◆ Work to do:
Give only the number of lines below that contain the word "meta".
===
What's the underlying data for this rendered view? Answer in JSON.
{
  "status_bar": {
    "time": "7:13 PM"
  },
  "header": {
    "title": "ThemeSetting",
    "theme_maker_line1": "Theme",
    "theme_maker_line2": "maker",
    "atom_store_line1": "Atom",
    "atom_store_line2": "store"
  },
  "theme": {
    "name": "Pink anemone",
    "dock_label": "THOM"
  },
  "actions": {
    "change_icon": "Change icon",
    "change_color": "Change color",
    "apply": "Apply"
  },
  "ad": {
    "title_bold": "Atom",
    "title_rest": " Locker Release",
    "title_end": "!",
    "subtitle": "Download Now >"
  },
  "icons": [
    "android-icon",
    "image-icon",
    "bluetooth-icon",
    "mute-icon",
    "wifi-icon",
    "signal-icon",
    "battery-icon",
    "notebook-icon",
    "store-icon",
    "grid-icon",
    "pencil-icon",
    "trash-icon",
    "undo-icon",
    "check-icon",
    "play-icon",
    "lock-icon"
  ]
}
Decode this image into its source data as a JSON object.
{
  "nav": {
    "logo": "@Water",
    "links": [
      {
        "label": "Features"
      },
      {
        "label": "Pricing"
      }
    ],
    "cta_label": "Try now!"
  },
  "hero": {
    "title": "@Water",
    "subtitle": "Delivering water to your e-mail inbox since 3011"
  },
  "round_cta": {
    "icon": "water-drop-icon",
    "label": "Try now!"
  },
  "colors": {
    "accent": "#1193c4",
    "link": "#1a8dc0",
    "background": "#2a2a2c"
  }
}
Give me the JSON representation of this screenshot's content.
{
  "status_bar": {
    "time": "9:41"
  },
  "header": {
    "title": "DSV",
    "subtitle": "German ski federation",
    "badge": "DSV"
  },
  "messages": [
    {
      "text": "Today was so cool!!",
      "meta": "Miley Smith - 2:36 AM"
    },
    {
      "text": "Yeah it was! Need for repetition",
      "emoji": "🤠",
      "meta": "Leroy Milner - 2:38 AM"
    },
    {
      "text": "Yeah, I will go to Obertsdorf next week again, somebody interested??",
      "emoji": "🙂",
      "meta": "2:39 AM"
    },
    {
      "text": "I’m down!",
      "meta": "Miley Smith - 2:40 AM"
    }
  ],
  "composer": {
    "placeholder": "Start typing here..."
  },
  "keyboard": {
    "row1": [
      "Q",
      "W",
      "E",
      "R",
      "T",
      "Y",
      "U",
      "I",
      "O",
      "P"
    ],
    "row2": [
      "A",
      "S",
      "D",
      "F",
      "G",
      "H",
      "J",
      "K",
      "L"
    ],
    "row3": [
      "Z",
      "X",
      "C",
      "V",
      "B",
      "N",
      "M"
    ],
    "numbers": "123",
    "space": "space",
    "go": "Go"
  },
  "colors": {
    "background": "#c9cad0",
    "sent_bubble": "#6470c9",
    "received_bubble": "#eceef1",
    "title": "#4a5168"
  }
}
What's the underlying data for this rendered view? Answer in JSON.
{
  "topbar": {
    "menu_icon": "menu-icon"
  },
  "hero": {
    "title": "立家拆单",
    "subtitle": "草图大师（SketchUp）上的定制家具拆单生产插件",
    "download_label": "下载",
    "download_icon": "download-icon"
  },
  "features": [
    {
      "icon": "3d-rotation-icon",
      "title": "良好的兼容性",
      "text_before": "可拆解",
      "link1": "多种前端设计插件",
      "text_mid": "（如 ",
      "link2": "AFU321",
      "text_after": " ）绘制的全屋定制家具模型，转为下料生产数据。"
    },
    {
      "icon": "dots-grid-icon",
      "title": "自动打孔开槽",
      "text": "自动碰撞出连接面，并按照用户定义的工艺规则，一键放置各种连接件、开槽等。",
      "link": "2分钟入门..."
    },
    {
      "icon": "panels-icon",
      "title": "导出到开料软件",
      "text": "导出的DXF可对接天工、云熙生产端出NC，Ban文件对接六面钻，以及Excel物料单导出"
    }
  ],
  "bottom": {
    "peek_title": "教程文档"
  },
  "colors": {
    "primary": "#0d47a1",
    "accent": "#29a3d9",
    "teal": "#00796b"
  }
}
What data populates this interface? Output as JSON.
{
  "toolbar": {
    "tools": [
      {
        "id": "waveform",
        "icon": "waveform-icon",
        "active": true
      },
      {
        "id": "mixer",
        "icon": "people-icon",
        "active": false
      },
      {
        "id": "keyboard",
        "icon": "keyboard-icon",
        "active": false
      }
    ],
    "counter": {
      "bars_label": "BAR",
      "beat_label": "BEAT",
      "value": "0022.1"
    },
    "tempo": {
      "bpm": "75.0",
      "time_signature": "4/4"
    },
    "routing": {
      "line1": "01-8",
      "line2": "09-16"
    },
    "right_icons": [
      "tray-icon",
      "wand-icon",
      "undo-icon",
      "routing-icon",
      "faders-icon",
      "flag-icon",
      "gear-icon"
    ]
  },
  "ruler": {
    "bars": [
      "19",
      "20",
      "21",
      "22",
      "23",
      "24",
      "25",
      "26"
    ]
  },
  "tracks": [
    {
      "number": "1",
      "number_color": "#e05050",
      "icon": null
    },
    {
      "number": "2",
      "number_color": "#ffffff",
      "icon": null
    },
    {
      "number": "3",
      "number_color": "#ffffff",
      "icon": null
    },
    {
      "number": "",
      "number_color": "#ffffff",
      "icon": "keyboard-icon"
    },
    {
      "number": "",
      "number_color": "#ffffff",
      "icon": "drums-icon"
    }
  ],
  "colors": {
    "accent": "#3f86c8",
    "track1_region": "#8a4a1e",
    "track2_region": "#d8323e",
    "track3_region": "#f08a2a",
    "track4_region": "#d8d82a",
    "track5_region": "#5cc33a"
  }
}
===
◆ Written answer:
4